== Requirement ==
Scan the records for the word "HESTIA". Copy each line that includes it.

== Stored data ==
+--

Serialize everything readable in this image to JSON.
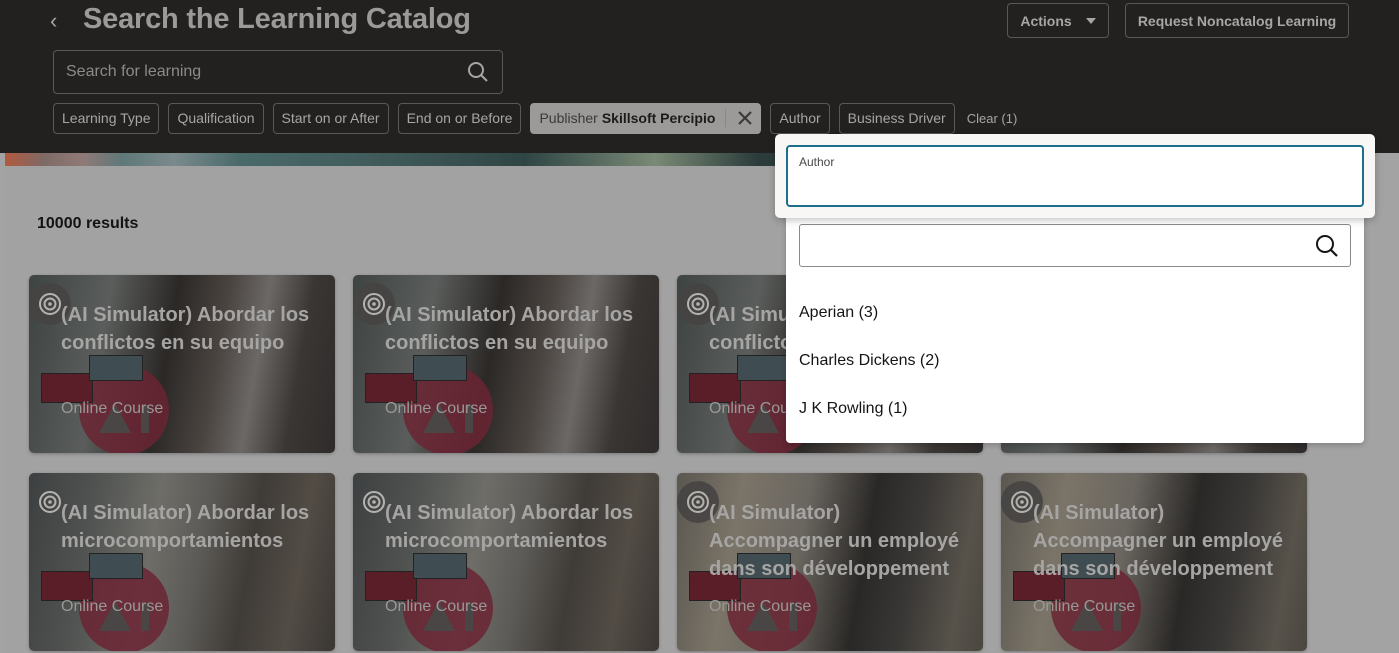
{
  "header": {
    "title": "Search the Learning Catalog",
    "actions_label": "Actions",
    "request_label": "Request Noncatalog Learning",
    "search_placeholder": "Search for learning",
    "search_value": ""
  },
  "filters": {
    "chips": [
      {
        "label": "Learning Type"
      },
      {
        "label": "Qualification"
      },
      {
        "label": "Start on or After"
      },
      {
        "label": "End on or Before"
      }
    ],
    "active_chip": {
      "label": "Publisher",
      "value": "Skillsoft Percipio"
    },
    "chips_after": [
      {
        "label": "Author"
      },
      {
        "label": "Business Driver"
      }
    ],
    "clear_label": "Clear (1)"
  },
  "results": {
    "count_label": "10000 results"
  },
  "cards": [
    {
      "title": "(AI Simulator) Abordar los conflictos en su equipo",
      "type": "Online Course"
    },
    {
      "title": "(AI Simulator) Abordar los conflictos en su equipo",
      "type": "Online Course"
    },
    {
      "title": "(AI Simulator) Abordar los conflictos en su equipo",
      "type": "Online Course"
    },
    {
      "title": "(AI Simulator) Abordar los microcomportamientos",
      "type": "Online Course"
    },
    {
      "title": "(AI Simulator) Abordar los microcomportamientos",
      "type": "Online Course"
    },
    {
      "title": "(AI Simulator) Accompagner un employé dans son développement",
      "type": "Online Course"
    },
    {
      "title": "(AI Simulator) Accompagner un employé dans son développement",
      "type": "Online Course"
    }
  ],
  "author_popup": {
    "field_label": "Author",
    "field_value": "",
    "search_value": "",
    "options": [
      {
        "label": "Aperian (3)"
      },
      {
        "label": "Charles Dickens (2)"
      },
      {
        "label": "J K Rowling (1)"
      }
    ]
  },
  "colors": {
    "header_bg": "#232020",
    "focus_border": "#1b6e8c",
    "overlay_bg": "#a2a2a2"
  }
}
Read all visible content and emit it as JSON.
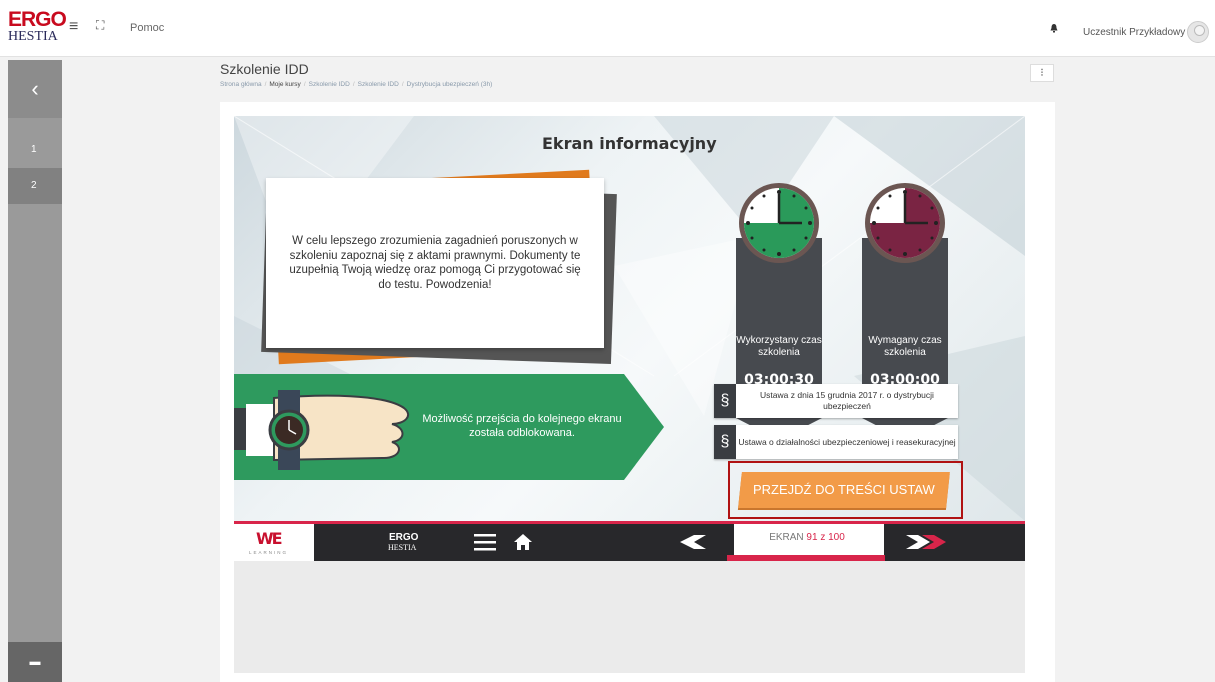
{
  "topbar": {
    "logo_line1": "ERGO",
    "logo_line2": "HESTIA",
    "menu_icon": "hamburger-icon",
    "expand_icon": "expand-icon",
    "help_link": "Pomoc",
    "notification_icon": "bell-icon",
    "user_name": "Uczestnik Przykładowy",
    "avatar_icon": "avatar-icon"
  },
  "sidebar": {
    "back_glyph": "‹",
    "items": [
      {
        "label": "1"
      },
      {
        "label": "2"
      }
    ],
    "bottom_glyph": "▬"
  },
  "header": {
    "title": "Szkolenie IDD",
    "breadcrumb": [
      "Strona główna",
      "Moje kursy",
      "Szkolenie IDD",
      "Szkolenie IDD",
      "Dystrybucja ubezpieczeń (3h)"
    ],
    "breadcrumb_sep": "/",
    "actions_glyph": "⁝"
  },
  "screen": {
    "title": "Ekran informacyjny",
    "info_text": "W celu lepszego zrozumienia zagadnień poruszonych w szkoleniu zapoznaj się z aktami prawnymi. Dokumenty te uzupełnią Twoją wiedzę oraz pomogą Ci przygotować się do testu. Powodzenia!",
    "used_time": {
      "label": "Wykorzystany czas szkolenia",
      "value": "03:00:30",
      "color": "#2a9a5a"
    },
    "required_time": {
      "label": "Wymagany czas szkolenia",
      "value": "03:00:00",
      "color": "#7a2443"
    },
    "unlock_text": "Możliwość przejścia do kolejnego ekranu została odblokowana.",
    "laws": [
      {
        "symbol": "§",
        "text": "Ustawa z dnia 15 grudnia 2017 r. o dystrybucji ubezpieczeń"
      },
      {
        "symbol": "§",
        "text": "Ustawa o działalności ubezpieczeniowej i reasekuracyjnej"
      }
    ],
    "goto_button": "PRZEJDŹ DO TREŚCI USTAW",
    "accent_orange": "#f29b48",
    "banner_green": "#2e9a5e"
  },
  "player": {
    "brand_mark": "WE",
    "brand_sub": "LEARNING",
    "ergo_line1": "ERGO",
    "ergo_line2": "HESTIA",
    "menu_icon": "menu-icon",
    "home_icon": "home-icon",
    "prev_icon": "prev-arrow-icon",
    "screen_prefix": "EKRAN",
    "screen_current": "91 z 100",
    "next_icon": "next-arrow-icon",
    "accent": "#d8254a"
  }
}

+--

== Completed task ==
    "logo_line2": "HESTIA",
    "ergo_line2": "HESTIA",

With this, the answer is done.